= Beginning of Section =
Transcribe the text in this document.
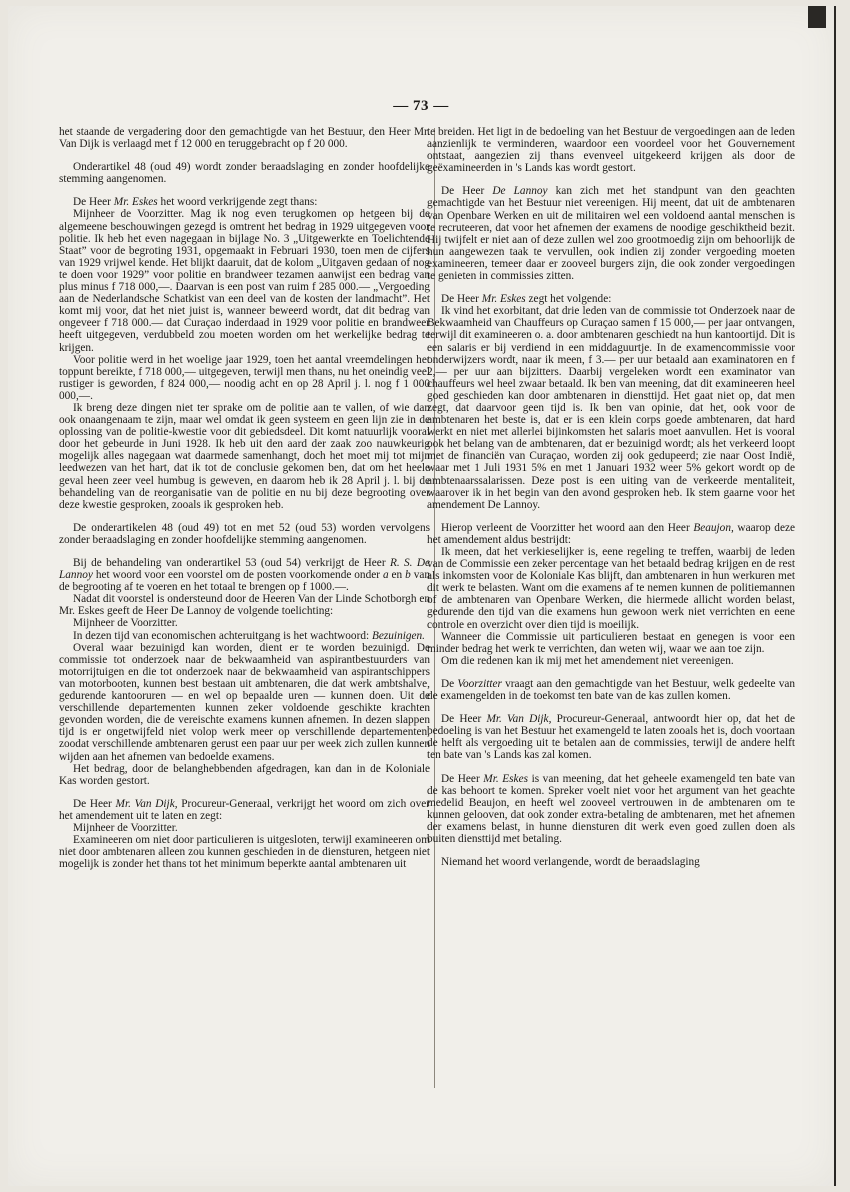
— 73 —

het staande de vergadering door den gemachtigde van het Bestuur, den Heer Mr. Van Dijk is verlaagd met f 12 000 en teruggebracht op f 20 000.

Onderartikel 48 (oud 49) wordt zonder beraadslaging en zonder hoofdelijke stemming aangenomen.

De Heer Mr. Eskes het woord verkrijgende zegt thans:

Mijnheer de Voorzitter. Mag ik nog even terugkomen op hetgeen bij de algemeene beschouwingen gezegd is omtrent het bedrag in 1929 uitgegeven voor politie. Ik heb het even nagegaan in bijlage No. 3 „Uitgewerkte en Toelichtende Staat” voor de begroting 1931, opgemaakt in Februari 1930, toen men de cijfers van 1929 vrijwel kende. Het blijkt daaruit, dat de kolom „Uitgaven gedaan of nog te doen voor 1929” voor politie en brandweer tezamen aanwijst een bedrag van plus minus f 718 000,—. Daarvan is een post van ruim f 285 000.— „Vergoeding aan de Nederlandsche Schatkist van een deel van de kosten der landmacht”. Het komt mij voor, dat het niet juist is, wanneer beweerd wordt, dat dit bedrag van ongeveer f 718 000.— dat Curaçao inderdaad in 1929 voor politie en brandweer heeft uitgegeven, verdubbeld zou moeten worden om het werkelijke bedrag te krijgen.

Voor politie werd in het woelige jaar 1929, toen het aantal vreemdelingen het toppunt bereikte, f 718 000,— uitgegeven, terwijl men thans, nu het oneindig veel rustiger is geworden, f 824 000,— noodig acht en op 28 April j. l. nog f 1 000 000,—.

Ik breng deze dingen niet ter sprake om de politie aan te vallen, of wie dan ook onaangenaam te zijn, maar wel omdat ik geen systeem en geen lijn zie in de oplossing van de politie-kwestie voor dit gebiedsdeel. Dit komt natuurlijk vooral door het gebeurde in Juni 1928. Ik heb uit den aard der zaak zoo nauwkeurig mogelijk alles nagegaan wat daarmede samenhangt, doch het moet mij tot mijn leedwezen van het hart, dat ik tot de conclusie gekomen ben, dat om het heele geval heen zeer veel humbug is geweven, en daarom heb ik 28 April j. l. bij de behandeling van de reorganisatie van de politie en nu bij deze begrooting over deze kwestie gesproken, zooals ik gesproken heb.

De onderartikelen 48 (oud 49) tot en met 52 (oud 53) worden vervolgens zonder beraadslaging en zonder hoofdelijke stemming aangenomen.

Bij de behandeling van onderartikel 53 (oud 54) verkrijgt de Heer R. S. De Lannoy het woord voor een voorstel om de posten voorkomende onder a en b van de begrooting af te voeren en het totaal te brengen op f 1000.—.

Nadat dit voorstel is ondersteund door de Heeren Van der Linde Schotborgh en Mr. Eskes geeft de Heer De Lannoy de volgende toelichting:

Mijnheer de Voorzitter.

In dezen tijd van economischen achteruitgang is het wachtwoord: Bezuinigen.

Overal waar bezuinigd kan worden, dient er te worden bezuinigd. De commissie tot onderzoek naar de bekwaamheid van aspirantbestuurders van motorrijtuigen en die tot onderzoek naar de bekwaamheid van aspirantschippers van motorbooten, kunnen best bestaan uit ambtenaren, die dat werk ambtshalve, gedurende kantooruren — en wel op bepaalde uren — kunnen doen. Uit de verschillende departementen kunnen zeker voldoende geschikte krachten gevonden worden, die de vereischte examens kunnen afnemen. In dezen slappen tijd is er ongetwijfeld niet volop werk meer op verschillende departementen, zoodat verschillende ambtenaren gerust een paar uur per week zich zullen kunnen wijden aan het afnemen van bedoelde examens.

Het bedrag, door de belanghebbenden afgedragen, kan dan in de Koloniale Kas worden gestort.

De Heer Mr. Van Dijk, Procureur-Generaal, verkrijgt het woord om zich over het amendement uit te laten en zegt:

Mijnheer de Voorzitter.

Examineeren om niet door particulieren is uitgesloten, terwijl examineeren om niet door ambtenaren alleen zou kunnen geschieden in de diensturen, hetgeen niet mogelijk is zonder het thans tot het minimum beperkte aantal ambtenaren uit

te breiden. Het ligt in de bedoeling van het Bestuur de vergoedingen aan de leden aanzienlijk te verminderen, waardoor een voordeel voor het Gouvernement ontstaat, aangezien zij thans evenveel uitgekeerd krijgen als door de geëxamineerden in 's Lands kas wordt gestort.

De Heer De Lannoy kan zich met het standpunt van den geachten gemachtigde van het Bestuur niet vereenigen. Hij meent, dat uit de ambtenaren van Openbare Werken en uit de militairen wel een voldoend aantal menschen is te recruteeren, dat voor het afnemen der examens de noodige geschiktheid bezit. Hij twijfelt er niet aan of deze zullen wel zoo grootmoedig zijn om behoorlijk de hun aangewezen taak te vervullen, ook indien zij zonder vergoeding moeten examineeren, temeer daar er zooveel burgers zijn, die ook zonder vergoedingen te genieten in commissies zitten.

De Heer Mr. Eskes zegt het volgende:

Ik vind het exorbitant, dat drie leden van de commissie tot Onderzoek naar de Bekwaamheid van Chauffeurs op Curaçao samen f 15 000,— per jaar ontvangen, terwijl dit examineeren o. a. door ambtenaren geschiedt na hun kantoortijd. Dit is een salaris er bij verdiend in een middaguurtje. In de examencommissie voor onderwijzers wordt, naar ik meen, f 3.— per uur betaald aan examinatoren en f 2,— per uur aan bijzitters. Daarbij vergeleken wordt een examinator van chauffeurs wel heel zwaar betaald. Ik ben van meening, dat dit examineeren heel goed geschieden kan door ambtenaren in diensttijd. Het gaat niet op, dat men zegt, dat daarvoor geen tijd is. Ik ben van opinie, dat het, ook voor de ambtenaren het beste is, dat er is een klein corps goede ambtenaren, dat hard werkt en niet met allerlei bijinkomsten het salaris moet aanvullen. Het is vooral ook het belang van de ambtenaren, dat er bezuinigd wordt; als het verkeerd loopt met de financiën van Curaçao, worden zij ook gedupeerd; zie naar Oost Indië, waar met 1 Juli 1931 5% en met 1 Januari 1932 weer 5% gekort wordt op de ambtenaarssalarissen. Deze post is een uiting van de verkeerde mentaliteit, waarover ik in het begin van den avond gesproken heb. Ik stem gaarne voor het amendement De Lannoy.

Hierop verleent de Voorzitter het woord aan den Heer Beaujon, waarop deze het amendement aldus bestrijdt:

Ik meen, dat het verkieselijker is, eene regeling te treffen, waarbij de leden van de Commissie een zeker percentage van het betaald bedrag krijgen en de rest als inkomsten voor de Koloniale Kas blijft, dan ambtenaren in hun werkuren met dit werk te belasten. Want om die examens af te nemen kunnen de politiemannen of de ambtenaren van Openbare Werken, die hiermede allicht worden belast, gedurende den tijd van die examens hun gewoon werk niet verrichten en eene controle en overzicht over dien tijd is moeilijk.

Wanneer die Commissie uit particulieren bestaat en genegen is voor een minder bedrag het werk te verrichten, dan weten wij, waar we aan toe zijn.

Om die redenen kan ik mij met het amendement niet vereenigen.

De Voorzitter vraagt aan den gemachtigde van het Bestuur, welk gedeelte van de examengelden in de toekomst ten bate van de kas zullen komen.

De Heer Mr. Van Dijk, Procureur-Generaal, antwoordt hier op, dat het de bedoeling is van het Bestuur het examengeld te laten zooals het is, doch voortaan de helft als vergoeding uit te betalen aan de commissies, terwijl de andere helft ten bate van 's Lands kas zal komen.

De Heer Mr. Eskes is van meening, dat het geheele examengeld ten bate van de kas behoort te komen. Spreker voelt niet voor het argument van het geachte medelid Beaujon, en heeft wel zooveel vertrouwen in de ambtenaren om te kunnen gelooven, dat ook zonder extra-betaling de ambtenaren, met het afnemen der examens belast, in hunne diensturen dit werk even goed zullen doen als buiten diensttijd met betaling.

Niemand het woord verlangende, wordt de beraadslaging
= End of Section =
#### What you have to do
Look through the entries above and copy each line that has "aangenomen" in it.

#### Answer box
Onderartikel 48 (oud 49) wordt zonder beraadslaging en zonder hoofdelijke stemming aangenomen.
De onderartikelen 48 (oud 49) tot en met 52 (oud 53) worden vervolgens zonder beraadslaging en zonder hoofdelijke stemming aangenomen.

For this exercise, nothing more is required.